▸ **Selected excerpt**
By Caleb Henry | September 29, 2016
      Spacecom Amos 6 IAI

      Amos 6 during testing. Photo: Spacecom

      [Via Satellite 09-29-2016] In the wake of losing the long anticipated Amos 6 satellite Sept. 1 during SpaceX’s Falcon 9 rocket explosion, satellite operator Spacecom has created a plan to cover lost ground as quickly as possible. Amos 6, the most advanced communications satellite ever built in Israel, was bigger than Amos 2 and Amos 3 combined, equipped with 39 beams in Ku-band and 24 high throughput Ka-band spot beams. The satellite was to support Facebook and Eutelsat in bringing internet connectivity to Africa as well as expanding Spacecom’s presence there and into Western Europe. Furthermore, the spacecraft was to replace Amos 2, which launched in 2003.

      Speaking to Via Satellite, Spacecom Co-founder Jacob Keret, SVP of sales and marketing for Europe, North Africa and the Middle East, said the company is working on two projects to fill the gap created by the loss of Amos 6. The first is a temporary fix that involves finding a satellite already in orbit that can be relocated to 4 degrees west, the current location of Amos 2 and 3, and the intended location of Amos 6.

      “Our first priority is to bring an in orbit replacement satellite to 4 degrees west. That is something we are exploring right now with other satellite operators, and I expect to have a clearer view about that in the next few weeks,” Keret said.

      If Spacecom can find a satellite with suitable frequencies and coverage that is already in orbit, Keret said the operator would seek to use this as an interim solution to cover the two to three years time needed to rebuild the Amos 6.

      “For the longer term, we have the design of Amos 6, so this is something that can be done. It’s between two to three years to complete such a satellite. So we have a two-stage program: one is to bring a replacement satellite in orbit and the other is to build a new one and bring it later,” he said, adding that Spacecom may consider modifying the design of the Amos 6 duplicate if deemed appropriate.

      Spacecom’s launch insurance did not cover the loss of Amos 6, because launch insurance is only live after the launch starts, and the Sept. 1 explosion occurred about eight minutes prior to a test firing. However, Keret said the operator will not incur a massive financial loss in this regard because of other prearranged contract details.

      “We are going to get all the money that we have spent for the satellite in accordance to the contract we have with the builders of the satellite, Israel Aerospace Industries (IAI), as well as the premiums we already paid to the insurance providers. Our shareholders and bondholders actually were not affected immediately in terms of proceeds,” he explained.

      Whether other facets of the Amos 6 plan can be equally reconstructed is unclear at this point. Keret said Spacecom is still in negotiations with SpaceX regarding reimbursement, and is in discussions with Facebook and Eutelsat as to whether that deal can be reconstructed. Spacecom’s acquisition by Beijing Xinwei Group of China was also contingent upon the successful launch and in-orbit checkout of Amos 6. Keret said the satellite loss did not kill the acquisition, though it had the right to.

▸ **Element and region data**
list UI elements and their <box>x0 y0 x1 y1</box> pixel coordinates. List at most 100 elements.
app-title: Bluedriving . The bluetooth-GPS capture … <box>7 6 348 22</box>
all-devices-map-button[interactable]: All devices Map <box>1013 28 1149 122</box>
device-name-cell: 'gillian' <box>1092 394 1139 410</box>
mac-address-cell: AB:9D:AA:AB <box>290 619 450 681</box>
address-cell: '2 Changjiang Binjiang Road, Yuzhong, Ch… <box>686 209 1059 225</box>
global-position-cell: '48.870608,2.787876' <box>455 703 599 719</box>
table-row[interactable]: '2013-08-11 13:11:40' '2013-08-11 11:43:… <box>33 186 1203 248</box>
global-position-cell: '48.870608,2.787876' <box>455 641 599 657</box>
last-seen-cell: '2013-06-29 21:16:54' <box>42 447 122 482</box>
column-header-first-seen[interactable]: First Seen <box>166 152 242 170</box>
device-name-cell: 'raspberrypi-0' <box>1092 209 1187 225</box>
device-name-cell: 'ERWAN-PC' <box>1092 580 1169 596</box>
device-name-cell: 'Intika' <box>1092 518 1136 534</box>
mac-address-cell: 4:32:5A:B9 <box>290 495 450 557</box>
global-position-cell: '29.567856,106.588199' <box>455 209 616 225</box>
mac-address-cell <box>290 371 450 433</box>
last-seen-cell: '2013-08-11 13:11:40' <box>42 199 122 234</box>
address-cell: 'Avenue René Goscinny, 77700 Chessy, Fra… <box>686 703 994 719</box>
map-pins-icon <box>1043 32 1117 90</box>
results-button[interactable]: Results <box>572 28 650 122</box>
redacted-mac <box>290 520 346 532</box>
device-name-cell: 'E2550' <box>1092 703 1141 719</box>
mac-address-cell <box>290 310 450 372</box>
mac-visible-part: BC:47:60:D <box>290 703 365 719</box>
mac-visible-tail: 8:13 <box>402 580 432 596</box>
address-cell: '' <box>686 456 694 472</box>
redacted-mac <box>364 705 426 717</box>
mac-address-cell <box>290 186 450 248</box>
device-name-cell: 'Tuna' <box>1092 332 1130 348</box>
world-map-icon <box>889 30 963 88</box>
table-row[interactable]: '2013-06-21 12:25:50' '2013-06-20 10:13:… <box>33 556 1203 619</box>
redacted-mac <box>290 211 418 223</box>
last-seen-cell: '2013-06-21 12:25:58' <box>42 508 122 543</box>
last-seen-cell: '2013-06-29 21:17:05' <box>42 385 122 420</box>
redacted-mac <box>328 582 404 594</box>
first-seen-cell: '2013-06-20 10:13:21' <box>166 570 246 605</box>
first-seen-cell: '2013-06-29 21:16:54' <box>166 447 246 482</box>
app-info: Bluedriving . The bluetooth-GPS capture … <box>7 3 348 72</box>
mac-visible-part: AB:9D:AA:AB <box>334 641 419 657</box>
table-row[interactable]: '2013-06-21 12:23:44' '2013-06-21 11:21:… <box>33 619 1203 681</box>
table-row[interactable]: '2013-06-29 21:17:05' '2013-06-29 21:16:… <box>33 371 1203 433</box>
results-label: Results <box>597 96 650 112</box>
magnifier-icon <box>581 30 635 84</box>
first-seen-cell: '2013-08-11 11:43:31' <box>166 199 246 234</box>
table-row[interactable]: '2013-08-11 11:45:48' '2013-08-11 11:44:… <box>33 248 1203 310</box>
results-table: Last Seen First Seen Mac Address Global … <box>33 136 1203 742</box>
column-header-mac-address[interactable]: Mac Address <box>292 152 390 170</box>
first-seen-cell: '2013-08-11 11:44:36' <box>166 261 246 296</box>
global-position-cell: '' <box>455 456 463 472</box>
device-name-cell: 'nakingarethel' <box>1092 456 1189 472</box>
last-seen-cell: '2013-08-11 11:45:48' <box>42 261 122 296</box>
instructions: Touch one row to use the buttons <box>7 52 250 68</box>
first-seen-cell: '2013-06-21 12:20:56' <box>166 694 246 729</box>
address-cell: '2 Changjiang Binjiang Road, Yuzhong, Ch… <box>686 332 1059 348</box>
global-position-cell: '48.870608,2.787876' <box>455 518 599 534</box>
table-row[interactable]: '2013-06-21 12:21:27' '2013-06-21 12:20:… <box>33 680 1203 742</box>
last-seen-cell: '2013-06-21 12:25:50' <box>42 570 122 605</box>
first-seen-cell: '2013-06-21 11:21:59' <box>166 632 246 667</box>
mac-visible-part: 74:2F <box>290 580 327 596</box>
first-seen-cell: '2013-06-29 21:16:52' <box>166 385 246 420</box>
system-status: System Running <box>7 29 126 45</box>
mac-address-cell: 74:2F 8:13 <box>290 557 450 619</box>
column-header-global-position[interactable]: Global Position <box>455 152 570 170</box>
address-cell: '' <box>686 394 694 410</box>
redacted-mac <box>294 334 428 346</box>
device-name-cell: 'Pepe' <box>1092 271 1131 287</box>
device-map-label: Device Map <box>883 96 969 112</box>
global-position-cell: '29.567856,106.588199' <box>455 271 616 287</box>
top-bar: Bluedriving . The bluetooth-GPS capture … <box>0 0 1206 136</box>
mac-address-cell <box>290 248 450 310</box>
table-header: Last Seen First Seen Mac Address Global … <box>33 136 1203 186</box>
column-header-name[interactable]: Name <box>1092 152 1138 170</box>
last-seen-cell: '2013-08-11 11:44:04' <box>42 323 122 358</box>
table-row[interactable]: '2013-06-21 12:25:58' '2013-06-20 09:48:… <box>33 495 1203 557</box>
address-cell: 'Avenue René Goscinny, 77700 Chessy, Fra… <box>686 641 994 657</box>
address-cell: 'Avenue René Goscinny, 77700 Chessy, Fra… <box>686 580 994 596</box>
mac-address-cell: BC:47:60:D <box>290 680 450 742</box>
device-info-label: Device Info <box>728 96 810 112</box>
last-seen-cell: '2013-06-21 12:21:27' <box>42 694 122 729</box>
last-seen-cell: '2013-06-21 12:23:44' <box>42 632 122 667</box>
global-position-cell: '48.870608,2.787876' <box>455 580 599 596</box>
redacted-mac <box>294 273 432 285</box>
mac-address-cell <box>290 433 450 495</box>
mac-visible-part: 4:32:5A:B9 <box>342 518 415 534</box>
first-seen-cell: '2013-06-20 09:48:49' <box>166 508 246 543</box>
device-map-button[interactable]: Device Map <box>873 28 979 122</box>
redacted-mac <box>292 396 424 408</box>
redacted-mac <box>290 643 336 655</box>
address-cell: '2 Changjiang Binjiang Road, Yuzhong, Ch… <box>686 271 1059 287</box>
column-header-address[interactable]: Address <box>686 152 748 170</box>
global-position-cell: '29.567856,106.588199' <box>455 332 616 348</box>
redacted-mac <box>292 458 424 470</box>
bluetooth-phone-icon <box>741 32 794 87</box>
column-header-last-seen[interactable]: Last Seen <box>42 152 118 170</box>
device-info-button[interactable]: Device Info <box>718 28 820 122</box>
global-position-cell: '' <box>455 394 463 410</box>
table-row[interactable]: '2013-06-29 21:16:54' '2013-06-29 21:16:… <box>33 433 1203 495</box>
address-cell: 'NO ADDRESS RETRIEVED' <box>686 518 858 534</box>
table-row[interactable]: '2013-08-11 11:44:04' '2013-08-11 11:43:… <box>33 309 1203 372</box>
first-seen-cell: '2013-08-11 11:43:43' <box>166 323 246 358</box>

▸ **To do**
- 1) Answer these questions from the Amos 6 article.
(a) How many high throughput Ka-band spot beams was Amos 6 equipped with?
(b) What orbital location does Spacecom want an in-orbit replacement satellite moved to?
(c) What did Spacecom's acquisition by Beijing Xinwei Group of China depend on?
- 2) Transcribe the portion of the Amos 6 article between "If Spacecom can" and "if deemed appropriate.", inclusive.

▸ **Outputs**
- 1)
(a) 24.
(b) 4 degrees west.
(c) The successful launch and in-orbit checkout of Amos 6.

- 2)
If Spacecom can find a satellite with suitable frequencies and coverage that is already in orbit, Keret said the operator would seek to use this as an interim solution to cover the two to three years time needed to rebuild the Amos 6.

      “For the longer term, we have the design of Amos 6, so this is something that can be done. It’s between two to three years to complete such a satellite. So we have a two-stage program: one is to bring a replacement satellite in orbit and the other is to build a new one and bring it later,” he said, adding that Spacecom may consider modifying the design of the Amos 6 duplicate if deemed appropriate.